Data section:

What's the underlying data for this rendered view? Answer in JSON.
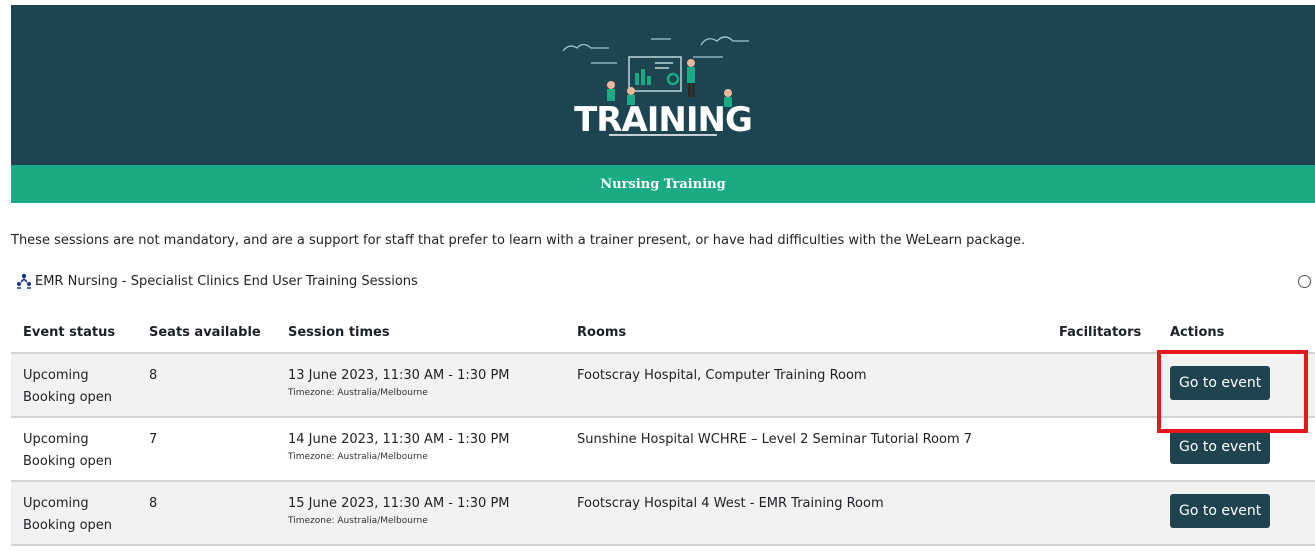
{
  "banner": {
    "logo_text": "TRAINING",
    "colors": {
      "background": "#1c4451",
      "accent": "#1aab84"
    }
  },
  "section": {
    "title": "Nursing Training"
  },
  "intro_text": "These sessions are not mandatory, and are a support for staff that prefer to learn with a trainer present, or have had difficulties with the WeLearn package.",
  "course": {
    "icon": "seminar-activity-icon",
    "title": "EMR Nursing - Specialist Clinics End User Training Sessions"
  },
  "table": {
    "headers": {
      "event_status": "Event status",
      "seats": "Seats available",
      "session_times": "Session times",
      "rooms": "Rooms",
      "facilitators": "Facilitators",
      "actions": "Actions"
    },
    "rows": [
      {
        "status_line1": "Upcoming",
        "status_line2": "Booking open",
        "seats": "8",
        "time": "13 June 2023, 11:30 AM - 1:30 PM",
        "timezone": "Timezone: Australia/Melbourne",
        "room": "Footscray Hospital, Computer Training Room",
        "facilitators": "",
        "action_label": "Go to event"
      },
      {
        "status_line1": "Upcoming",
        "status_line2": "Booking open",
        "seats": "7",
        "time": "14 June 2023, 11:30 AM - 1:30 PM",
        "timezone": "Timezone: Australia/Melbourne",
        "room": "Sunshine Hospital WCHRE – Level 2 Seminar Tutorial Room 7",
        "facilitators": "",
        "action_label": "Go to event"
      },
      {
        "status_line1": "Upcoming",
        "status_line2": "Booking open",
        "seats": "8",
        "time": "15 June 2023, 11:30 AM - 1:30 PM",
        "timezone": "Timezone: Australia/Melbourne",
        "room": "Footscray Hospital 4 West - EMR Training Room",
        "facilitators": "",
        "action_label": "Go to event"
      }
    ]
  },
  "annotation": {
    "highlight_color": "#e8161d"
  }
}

What needs to be done: Extract, from the material above, each line holding the word "Footscray".

Problem solution:
        "room": "Footscray Hospital, Computer Training Room",
        "room": "Footscray Hospital 4 West - EMR Training Room",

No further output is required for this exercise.